##### Data in this exercise

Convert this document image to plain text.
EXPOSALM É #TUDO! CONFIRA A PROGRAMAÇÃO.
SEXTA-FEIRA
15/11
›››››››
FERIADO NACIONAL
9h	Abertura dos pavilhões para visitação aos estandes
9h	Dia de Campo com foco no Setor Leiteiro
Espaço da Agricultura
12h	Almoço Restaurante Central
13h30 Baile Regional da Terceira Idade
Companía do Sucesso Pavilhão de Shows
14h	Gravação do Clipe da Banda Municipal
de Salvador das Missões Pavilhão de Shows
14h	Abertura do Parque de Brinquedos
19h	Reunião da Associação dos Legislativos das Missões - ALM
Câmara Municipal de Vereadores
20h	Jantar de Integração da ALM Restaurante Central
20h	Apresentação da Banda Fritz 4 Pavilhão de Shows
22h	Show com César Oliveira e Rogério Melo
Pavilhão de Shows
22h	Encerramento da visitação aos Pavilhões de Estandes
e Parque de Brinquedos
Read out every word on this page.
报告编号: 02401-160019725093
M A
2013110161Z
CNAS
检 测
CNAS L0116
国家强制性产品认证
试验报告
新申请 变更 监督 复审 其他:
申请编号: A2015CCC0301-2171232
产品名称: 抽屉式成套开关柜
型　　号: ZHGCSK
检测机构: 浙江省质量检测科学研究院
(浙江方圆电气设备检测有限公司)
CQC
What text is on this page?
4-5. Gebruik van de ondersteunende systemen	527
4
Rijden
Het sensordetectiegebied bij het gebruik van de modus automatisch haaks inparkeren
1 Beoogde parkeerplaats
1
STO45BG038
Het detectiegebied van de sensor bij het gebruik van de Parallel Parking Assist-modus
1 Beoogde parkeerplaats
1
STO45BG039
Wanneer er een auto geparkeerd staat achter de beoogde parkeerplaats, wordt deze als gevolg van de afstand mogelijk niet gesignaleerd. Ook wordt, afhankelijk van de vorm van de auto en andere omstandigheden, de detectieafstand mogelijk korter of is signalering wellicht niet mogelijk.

##########

### Written instruction
Output the full listing without altering anything.

### The output
Convert this document image to plain text.
EXPOSALM É #TUDO! CONFIRA A PROGRAMAÇÃO.
SEXTA-FEIRA
15/11
›››››››
FERIADO NACIONAL
9h	Abertura dos pavilhões para visitação aos estandes
9h	Dia de Campo com foco no Setor Leiteiro
Espaço da Agricultura
12h	Almoço Restaurante Central
13h30 Baile Regional da Terceira Idade
Companía do Sucesso Pavilhão de Shows
14h	Gravação do Clipe da Banda Municipal
de Salvador das Missões Pavilhão de Shows
14h	Abertura do Parque de Brinquedos
19h	Reunião da Associação dos Legislativos das Missões - ALM
Câmara Municipal de Vereadores
20h	Jantar de Integração da ALM Restaurante Central
20h	Apresentação da Banda Fritz 4 Pavilhão de Shows
22h	Show com César Oliveira e Rogério Melo
Pavilhão de Shows
22h	Encerramento da visitação aos Pavilhões de Estandes
e Parque de Brinquedos
Read out every word on this page.
报告编号: 02401-160019725093
M A
2013110161Z
CNAS
检 测
CNAS L0116
国家强制性产品认证
试验报告
新申请 变更 监督 复审 其他:
申请编号: A2015CCC0301-2171232
产品名称: 抽屉式成套开关柜
型　　号: ZHGCSK
检测机构: 浙江省质量检测科学研究院
(浙江方圆电气设备检测有限公司)
CQC
What text is on this page?
4-5. Gebruik van de ondersteunende systemen	527
4
Rijden
Het sensordetectiegebied bij het gebruik van de modus automatisch haaks inparkeren
1 Beoogde parkeerplaats
1
STO45BG038
Het detectiegebied van de sensor bij het gebruik van de Parallel Parking Assist-modus
1 Beoogde parkeerplaats
1
STO45BG039
Wanneer er een auto geparkeerd staat achter de beoogde parkeerplaats, wordt deze als gevolg van de afstand mogelijk niet gesignaleerd. Ook wordt, afhankelijk van de vorm van de auto en andere omstandigheden, de detectieafstand mogelijk korter of is signalering wellicht niet mogelijk.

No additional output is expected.